-- A block of data --
+++++
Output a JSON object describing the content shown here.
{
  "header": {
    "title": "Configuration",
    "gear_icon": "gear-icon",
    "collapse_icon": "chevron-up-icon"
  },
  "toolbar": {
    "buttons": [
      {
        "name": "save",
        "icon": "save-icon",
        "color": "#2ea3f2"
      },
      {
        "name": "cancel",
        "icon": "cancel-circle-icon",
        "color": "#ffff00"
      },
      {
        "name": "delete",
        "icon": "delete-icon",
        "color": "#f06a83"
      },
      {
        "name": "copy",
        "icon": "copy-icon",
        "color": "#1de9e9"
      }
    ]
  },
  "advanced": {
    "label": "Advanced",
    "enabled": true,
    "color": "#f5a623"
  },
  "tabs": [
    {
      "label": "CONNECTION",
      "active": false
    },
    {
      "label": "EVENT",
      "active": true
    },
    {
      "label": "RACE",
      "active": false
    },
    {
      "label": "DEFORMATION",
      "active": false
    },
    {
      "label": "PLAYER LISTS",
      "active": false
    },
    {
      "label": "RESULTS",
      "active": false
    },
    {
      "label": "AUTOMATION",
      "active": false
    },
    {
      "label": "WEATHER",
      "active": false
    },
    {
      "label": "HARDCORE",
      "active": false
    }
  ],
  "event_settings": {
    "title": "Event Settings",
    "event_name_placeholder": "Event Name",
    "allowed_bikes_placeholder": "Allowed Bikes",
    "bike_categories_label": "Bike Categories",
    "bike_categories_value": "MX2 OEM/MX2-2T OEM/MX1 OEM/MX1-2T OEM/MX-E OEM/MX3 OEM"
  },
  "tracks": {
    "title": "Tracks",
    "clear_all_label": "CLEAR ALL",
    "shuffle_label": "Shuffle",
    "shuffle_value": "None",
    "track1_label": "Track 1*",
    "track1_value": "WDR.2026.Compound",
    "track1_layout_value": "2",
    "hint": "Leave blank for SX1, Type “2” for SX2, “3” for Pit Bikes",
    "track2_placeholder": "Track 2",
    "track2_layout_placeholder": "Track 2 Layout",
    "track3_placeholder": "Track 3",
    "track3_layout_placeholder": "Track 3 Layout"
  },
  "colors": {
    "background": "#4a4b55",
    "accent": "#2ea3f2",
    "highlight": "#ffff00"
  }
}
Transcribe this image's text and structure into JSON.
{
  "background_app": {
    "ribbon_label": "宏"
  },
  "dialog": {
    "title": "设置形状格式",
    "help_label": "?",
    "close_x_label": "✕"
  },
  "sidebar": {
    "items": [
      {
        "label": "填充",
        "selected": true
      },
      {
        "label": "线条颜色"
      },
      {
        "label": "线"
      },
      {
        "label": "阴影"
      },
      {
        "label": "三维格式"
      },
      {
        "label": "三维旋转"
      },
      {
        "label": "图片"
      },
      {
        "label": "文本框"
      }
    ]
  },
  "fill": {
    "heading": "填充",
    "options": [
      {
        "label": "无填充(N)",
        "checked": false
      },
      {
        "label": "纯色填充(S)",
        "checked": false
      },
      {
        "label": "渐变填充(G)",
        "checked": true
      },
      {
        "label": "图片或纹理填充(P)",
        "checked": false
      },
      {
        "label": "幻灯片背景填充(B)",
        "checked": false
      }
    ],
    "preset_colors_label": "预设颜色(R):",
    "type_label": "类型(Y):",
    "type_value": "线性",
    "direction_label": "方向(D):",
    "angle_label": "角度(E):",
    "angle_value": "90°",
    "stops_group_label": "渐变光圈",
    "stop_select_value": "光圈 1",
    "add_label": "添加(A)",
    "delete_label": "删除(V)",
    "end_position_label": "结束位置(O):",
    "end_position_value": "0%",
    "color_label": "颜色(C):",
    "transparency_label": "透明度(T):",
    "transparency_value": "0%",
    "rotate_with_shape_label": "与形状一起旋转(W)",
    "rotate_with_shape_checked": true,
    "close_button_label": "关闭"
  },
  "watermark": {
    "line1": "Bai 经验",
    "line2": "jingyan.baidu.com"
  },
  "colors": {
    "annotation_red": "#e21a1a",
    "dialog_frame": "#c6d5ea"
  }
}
+++++
From the listing above, find the number of lines with the word "icon" in them. Answer with the number only.

6